| RECORDS FOR THE EXERCISE |
§ §
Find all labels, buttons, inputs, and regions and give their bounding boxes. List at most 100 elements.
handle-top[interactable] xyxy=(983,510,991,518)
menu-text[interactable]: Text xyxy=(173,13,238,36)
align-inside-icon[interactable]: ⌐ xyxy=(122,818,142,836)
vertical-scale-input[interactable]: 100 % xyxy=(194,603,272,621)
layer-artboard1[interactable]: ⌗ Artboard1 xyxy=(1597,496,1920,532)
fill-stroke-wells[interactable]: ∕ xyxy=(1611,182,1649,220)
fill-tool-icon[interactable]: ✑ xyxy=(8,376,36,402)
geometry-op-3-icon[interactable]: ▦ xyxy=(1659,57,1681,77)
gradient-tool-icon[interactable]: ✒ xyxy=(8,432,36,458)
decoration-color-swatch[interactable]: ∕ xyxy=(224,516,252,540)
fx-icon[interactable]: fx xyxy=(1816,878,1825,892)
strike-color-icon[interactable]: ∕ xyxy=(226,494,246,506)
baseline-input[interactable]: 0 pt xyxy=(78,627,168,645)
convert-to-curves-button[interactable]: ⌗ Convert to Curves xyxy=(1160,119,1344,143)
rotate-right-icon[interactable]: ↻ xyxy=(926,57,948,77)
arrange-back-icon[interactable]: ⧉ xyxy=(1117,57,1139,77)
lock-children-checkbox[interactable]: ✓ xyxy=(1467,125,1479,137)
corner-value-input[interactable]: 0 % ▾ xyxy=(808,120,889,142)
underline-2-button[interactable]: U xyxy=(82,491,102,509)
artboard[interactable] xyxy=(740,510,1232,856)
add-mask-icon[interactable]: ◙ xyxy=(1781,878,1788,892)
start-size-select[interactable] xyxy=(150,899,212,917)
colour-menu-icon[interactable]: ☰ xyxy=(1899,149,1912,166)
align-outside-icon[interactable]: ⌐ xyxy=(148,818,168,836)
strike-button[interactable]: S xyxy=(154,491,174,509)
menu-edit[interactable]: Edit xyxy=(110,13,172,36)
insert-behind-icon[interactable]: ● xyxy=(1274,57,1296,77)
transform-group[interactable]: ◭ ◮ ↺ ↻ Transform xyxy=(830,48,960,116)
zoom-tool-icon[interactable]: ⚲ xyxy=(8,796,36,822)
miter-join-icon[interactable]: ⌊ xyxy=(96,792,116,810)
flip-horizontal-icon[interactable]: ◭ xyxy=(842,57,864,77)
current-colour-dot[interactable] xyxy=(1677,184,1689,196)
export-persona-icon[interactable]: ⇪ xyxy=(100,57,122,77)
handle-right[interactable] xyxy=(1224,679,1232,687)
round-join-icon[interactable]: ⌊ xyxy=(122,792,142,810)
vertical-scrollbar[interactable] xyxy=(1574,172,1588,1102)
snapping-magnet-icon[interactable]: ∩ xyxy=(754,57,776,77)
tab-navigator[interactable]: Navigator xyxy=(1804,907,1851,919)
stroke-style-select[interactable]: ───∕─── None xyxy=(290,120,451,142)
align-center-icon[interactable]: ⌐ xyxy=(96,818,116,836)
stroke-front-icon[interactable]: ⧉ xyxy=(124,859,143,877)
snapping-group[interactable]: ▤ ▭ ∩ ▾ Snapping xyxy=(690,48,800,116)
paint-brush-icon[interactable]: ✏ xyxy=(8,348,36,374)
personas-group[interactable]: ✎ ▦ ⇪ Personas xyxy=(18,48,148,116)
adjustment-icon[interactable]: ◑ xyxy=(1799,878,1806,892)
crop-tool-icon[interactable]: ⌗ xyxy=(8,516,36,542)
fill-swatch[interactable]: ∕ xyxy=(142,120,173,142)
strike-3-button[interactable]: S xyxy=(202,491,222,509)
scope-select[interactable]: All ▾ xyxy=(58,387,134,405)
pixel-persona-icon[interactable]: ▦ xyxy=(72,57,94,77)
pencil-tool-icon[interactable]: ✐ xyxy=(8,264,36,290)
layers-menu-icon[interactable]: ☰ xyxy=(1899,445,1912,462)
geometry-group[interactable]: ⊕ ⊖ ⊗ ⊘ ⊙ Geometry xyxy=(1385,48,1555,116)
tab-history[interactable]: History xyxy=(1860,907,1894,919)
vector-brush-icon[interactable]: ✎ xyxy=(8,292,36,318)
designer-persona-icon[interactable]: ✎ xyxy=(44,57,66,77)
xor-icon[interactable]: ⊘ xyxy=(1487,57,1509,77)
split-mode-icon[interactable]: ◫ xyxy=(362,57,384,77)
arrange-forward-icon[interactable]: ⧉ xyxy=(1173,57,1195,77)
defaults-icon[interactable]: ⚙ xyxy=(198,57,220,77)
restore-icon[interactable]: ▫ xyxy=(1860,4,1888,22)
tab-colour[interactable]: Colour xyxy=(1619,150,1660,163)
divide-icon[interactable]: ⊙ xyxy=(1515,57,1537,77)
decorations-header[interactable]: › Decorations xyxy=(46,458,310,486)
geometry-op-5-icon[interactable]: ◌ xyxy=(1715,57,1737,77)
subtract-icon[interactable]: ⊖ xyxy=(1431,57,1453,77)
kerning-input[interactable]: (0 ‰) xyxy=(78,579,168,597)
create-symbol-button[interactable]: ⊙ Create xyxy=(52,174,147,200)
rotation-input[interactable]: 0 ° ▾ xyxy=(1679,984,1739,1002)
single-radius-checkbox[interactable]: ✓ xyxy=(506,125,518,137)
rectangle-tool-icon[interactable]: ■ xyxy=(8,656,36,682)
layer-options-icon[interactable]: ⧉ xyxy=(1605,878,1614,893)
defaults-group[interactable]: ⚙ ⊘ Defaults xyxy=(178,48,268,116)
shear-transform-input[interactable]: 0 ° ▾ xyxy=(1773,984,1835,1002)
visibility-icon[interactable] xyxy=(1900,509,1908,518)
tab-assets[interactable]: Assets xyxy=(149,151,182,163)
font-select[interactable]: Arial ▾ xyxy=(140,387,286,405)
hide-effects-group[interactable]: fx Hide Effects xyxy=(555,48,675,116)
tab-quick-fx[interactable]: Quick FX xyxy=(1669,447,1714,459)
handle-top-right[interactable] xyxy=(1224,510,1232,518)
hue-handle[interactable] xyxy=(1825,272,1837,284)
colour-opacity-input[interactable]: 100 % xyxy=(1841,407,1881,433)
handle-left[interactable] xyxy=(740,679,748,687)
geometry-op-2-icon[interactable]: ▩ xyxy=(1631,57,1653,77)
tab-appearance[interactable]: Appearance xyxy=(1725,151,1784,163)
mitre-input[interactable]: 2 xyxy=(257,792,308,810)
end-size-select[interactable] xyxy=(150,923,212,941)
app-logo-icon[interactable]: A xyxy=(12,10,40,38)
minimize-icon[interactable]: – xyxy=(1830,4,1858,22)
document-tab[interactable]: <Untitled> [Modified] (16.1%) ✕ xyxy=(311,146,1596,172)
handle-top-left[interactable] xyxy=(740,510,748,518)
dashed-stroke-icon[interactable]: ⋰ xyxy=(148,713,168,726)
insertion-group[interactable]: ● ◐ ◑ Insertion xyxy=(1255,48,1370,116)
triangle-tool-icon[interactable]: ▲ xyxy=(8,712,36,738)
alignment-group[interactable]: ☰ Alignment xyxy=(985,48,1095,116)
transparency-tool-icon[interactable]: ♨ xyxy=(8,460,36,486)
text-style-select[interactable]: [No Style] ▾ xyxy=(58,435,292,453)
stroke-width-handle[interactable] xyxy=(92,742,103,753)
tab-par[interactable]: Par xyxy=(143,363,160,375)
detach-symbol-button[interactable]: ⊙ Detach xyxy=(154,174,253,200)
§ §
| PROBLEM TO WORK ON |
Return everything from the start of the entries down to the line containing "lock-children-checkbox[interactable]: ✓ xyxy=(1467,125,1479,137)", both ends included, reproducing each line exactly.

| THE SOLUTION |
Find all labels, buttons, inputs, and regions and give their bounding boxes. List at most 100 elements.
handle-top[interactable] xyxy=(983,510,991,518)
menu-text[interactable]: Text xyxy=(173,13,238,36)
align-inside-icon[interactable]: ⌐ xyxy=(122,818,142,836)
vertical-scale-input[interactable]: 100 % xyxy=(194,603,272,621)
layer-artboard1[interactable]: ⌗ Artboard1 xyxy=(1597,496,1920,532)
fill-stroke-wells[interactable]: ∕ xyxy=(1611,182,1649,220)
fill-tool-icon[interactable]: ✑ xyxy=(8,376,36,402)
geometry-op-3-icon[interactable]: ▦ xyxy=(1659,57,1681,77)
gradient-tool-icon[interactable]: ✒ xyxy=(8,432,36,458)
decoration-color-swatch[interactable]: ∕ xyxy=(224,516,252,540)
fx-icon[interactable]: fx xyxy=(1816,878,1825,892)
strike-color-icon[interactable]: ∕ xyxy=(226,494,246,506)
baseline-input[interactable]: 0 pt xyxy=(78,627,168,645)
convert-to-curves-button[interactable]: ⌗ Convert to Curves xyxy=(1160,119,1344,143)
rotate-right-icon[interactable]: ↻ xyxy=(926,57,948,77)
arrange-back-icon[interactable]: ⧉ xyxy=(1117,57,1139,77)
lock-children-checkbox[interactable]: ✓ xyxy=(1467,125,1479,137)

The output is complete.